_BRIEF A_
According to the blog post on instrument selection, why might the share of music-makers who taught themselves be rising much faster now?

_TEXT SEGMENT_
********************

This blog documents the development of JIMS iGetIt! Music System (JIMS). JIMS' goal is to help you Understand Music in 24 Hours™, if you are (a) a non-musician (b) who wants to learn how to write your own rock songs. Requiring no instrument other than your own computer, and without using traditional notation, JIMS is being designed to deliver a deep understanding of tonal structure...in just 24 hours.

Tuesday, March 4, 2008

Instrument Selection

Every three years, NAMM hires Gallop to conduct a telephone survey of American households. I can't find the 2006 survey online, but the 2003 survey concluded that

  1. 64% of instrumental music-makers started studying music when they were 5-11 years old; 18% starting 12-14; 7% 15-18; and 6% after 18.

  2. 75% chose for themselves the instrument that they learned to play, with 15% making the decision jointly with parents and 10% having the choice of instrument made by the parent alone.

  3. 30% took lessons at school, 26% took private lessons, and 22% taught themselves. The “taught themselves” percentage has risen over time (and may be rising much faster now due to the Internet). Boys teach themselves three times as often as girls do.

It is illuminating to make a chart of the ages at which music-makers started studying music (below).

********************

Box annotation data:
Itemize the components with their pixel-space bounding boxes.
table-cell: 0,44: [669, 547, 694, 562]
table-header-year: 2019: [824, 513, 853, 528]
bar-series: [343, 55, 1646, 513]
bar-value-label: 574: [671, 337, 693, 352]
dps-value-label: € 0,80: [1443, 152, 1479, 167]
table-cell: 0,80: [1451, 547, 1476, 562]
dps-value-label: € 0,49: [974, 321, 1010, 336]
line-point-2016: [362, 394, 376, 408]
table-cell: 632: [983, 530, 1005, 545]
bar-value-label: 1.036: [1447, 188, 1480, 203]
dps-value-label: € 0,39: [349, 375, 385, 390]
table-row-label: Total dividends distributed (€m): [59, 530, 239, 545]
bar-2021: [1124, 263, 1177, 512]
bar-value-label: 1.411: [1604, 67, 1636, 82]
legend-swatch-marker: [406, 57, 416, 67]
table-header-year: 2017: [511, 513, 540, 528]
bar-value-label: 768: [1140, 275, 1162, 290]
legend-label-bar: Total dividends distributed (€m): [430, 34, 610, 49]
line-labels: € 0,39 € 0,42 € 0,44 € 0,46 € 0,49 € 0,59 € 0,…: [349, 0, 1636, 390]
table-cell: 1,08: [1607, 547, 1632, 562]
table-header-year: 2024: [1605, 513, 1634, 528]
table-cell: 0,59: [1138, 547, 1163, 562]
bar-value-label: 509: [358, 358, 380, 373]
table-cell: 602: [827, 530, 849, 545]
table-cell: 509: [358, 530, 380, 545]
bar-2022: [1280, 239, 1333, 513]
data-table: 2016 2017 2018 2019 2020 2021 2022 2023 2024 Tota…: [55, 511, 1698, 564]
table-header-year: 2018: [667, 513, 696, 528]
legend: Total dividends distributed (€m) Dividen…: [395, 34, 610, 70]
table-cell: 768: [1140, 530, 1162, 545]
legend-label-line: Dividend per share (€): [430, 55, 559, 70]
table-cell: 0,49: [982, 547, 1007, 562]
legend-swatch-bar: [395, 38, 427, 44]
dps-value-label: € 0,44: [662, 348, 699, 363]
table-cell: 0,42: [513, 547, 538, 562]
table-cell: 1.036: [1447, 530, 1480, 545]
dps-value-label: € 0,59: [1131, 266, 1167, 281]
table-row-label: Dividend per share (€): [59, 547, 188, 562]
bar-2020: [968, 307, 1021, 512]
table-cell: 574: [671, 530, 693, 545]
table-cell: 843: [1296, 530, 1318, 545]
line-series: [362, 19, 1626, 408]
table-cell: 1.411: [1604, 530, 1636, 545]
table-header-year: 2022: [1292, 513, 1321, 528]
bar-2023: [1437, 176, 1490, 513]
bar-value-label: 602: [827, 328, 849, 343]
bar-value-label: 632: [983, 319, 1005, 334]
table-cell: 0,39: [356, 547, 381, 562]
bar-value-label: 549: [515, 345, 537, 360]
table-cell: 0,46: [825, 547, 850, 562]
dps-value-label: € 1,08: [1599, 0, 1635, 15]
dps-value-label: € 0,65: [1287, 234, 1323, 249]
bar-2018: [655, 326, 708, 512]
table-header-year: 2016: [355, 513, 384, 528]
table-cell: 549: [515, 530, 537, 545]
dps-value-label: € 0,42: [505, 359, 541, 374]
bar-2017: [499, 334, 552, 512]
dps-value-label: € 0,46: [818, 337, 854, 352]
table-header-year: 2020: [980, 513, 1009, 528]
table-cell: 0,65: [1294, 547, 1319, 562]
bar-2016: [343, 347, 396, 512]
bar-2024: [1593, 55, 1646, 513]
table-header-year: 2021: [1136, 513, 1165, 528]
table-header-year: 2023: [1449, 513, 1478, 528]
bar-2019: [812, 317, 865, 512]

********************

_BRIEF B_
Copy the lines of the entries verbatim, starting at the first line of the entries and ending with the line that contains "table-cell: 0,59: [1138, 547, 1163, 562]", including both of those lines.

_TASK RESPONSE A_
The post says the rise may be much faster now because of the Internet.

_TASK RESPONSE B_
Itemize the components with their pixel-space bounding boxes.
table-cell: 0,44: [669, 547, 694, 562]
table-header-year: 2019: [824, 513, 853, 528]
bar-series: [343, 55, 1646, 513]
bar-value-label: 574: [671, 337, 693, 352]
dps-value-label: € 0,80: [1443, 152, 1479, 167]
table-cell: 0,80: [1451, 547, 1476, 562]
dps-value-label: € 0,49: [974, 321, 1010, 336]
line-point-2016: [362, 394, 376, 408]
table-cell: 632: [983, 530, 1005, 545]
bar-value-label: 1.036: [1447, 188, 1480, 203]
dps-value-label: € 0,39: [349, 375, 385, 390]
table-row-label: Total dividends distributed (€m): [59, 530, 239, 545]
bar-2021: [1124, 263, 1177, 512]
bar-value-label: 1.411: [1604, 67, 1636, 82]
legend-swatch-marker: [406, 57, 416, 67]
table-header-year: 2017: [511, 513, 540, 528]
bar-value-label: 768: [1140, 275, 1162, 290]
legend-label-bar: Total dividends distributed (€m): [430, 34, 610, 49]
line-labels: € 0,39 € 0,42 € 0,44 € 0,46 € 0,49 € 0,59 € 0,…: [349, 0, 1636, 390]
table-cell: 1,08: [1607, 547, 1632, 562]
table-header-year: 2024: [1605, 513, 1634, 528]
table-cell: 0,59: [1138, 547, 1163, 562]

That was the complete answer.